» Challenge: Transcribe the listing in full, excluding any pictures.
──────
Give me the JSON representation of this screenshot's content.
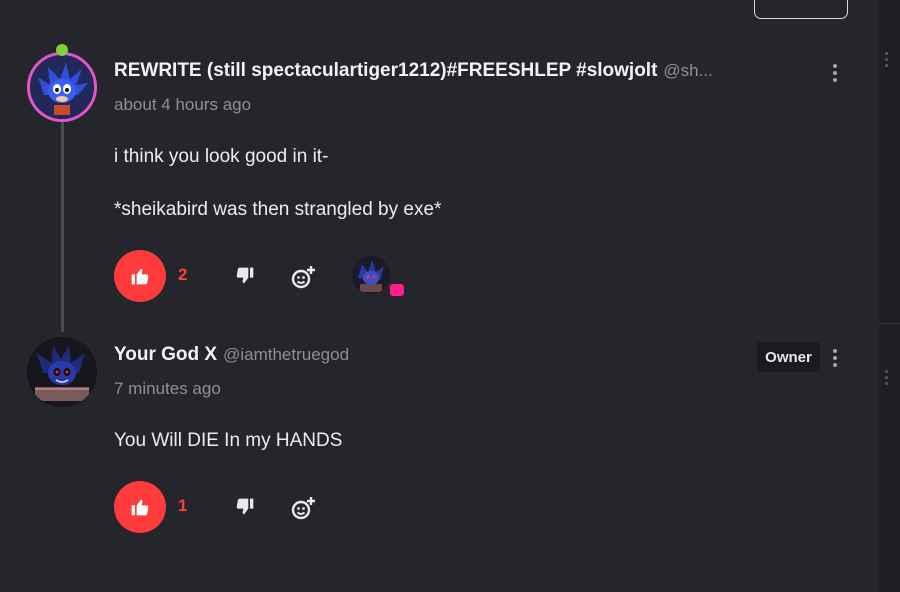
{
  "comments": [
    {
      "name": "REWRITE (still spectaculartiger1212)#FREESHLEP #slowjolt",
      "handle": "@sh...",
      "time": "about 4 hours ago",
      "paragraphs": [
        "i think you look good in it-",
        "*sheikabird was then strangled by exe*"
      ],
      "likes": "2"
    },
    {
      "name": "Your God X",
      "handle": "@iamthetruegod",
      "badge": "Owner",
      "time": "7 minutes ago",
      "paragraphs": [
        "You Will DIE In my HANDS"
      ],
      "likes": "1"
    }
  ],
  "colors": {
    "background": "#25252c",
    "like_accent": "#ff3b3b",
    "reply_badge": "#ff1e8c",
    "muted_text": "#8e8e96"
  },
  "icons": {
    "like": "thumbs-up-icon",
    "dislike": "thumbs-down-icon",
    "reply": "add-reply-icon",
    "more": "kebab-menu-icon"
  }
}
──────
» Result for this exercise:
Give me the JSON representation of this screenshot's content.
{
  "comments": [
    {
      "name": "REWRITE (still spectaculartiger1212)#FREESHLEP #slowjolt",
      "handle": "@sh...",
      "time": "about 4 hours ago",
      "paragraphs": [
        "i think you look good in it-",
        "*sheikabird was then strangled by exe*"
      ],
      "likes": "2"
    },
    {
      "name": "Your God X",
      "handle": "@iamthetruegod",
      "badge": "Owner",
      "time": "7 minutes ago",
      "paragraphs": [
        "You Will DIE In my HANDS"
      ],
      "likes": "1"
    }
  ],
  "colors": {
    "background": "#25252c",
    "like_accent": "#ff3b3b",
    "reply_badge": "#ff1e8c",
    "muted_text": "#8e8e96"
  },
  "icons": {
    "like": "thumbs-up-icon",
    "dislike": "thumbs-down-icon",
    "reply": "add-reply-icon",
    "more": "kebab-menu-icon"
  }
}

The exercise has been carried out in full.